- Material provided:

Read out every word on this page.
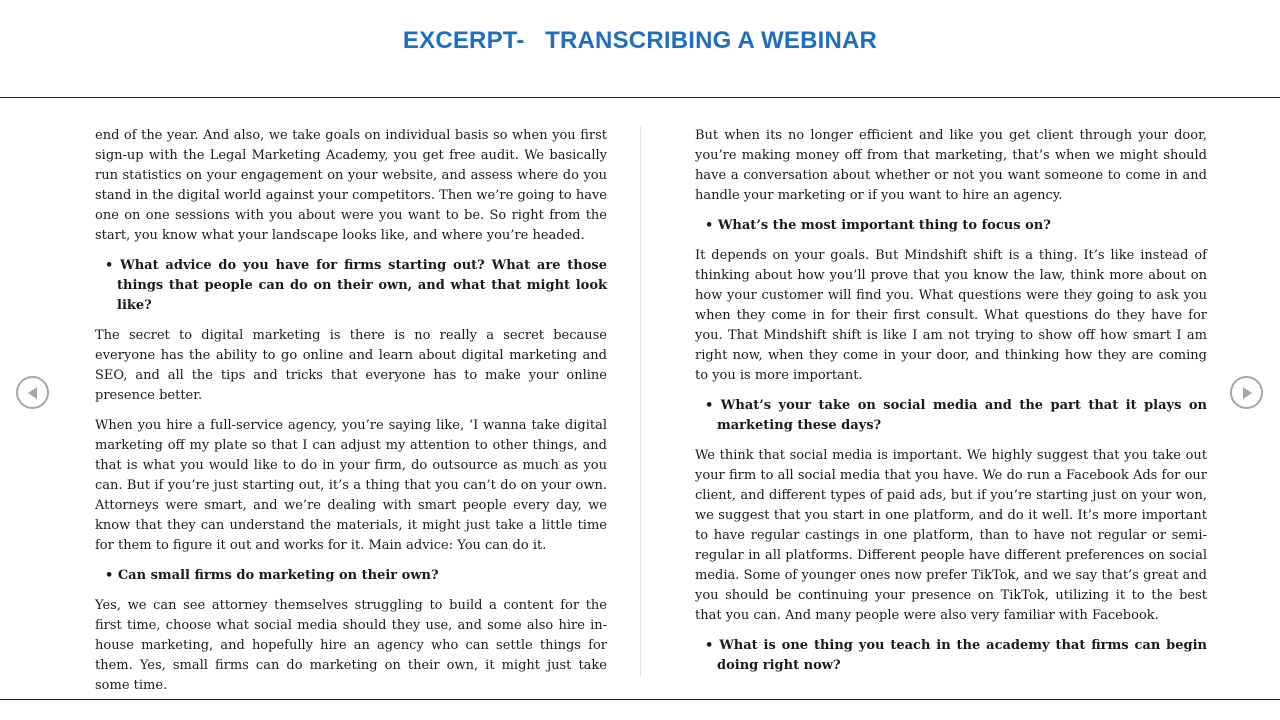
EXCERPT-   TRANSCRIBING A WEBINAR

end of the year. And also, we take goals on individual basis so when you first sign-up with the Legal Marketing Academy, you get free audit. We basically run statistics on your engagement on your website, and assess where do you stand in the digital world against your competitors. Then we’re going to have one on one sessions with you about were you want to be. So right from the start, you know what your landscape looks like, and where you’re headed.

• What advice do you have for firms starting out? What are those things that people can do on their own, and what that might look like?

The secret to digital marketing is there is no really a secret because everyone has the ability to go online and learn about digital marketing and SEO, and all the tips and tricks that everyone has to make your online presence better.

When you hire a full-service agency, you’re saying like, ‘I wanna take digital marketing off my plate so that I can adjust my attention to other things, and that is what you would like to do in your firm, do outsource as much as you can. But if you’re just starting out, it’s a thing that you can’t do on your own. Attorneys were smart, and we’re dealing with smart people every day, we know that they can understand the materials, it might just take a little time for them to figure it out and works for it. Main advice: You can do it.

• Can small firms do marketing on their own?

Yes, we can see attorney themselves struggling to build a content for the first time, choose what social media should they use, and some also hire in-house marketing, and hopefully hire an agency who can settle things for them. Yes, small firms can do marketing on their own, it might just take some time.

But when its no longer efficient and like you get client through your door, you’re making money off from that marketing, that’s when we might should have a conversation about whether or not you want someone to come in and handle your marketing or if you want to hire an agency.

• What’s the most important thing to focus on?

It depends on your goals. But Mindshift shift is a thing. It’s like instead of thinking about how you’ll prove that you know the law, think more about on how your customer will find you. What questions were they going to ask you when they come in for their first consult. What questions do they have for you. That Mindshift shift is like I am not trying to show off how smart I am right now, when they come in your door, and thinking how they are coming to you is more important.

• What’s your take on social media and the part that it plays on marketing these days?

We think that social media is important. We highly suggest that you take out your firm to all social media that you have. We do run a Facebook Ads for our client, and different types of paid ads, but if you’re starting just on your won, we suggest that you start in one platform, and do it well. It’s more important to have regular castings in one platform, than to have not regular or semi-regular in all platforms. Different people have different preferences on social media. Some of younger ones now prefer TikTok, and we say that’s great and you should be continuing your presence on TikTok, utilizing it to the best that you can. And many people were also very familiar with Facebook.

• What is one thing you teach in the academy that firms can begin doing right now?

- Aim: Copy out all of the material exactly as written, without its pictures.

- Task answer:
Read out every word on this page.
EXCERPT-   TRANSCRIBING A WEBINAR

end of the year. And also, we take goals on individual basis so when you first sign-up with the Legal Marketing Academy, you get free audit. We basically run statistics on your engagement on your website, and assess where do you stand in the digital world against your competitors. Then we’re going to have one on one sessions with you about were you want to be. So right from the start, you know what your landscape looks like, and where you’re headed.

• What advice do you have for firms starting out? What are those things that people can do on their own, and what that might look like?

The secret to digital marketing is there is no really a secret because everyone has the ability to go online and learn about digital marketing and SEO, and all the tips and tricks that everyone has to make your online presence better.

When you hire a full-service agency, you’re saying like, ‘I wanna take digital marketing off my plate so that I can adjust my attention to other things, and that is what you would like to do in your firm, do outsource as much as you can. But if you’re just starting out, it’s a thing that you can’t do on your own. Attorneys were smart, and we’re dealing with smart people every day, we know that they can understand the materials, it might just take a little time for them to figure it out and works for it. Main advice: You can do it.

• Can small firms do marketing on their own?

Yes, we can see attorney themselves struggling to build a content for the first time, choose what social media should they use, and some also hire in-house marketing, and hopefully hire an agency who can settle things for them. Yes, small firms can do marketing on their own, it might just take some time.

But when its no longer efficient and like you get client through your door, you’re making money off from that marketing, that’s when we might should have a conversation about whether or not you want someone to come in and handle your marketing or if you want to hire an agency.

• What’s the most important thing to focus on?

It depends on your goals. But Mindshift shift is a thing. It’s like instead of thinking about how you’ll prove that you know the law, think more about on how your customer will find you. What questions were they going to ask you when they come in for their first consult. What questions do they have for you. That Mindshift shift is like I am not trying to show off how smart I am right now, when they come in your door, and thinking how they are coming to you is more important.

• What’s your take on social media and the part that it plays on marketing these days?

We think that social media is important. We highly suggest that you take out your firm to all social media that you have. We do run a Facebook Ads for our client, and different types of paid ads, but if you’re starting just on your won, we suggest that you start in one platform, and do it well. It’s more important to have regular castings in one platform, than to have not regular or semi-regular in all platforms. Different people have different preferences on social media. Some of younger ones now prefer TikTok, and we say that’s great and you should be continuing your presence on TikTok, utilizing it to the best that you can. And many people were also very familiar with Facebook.

• What is one thing you teach in the academy that firms can begin doing right now?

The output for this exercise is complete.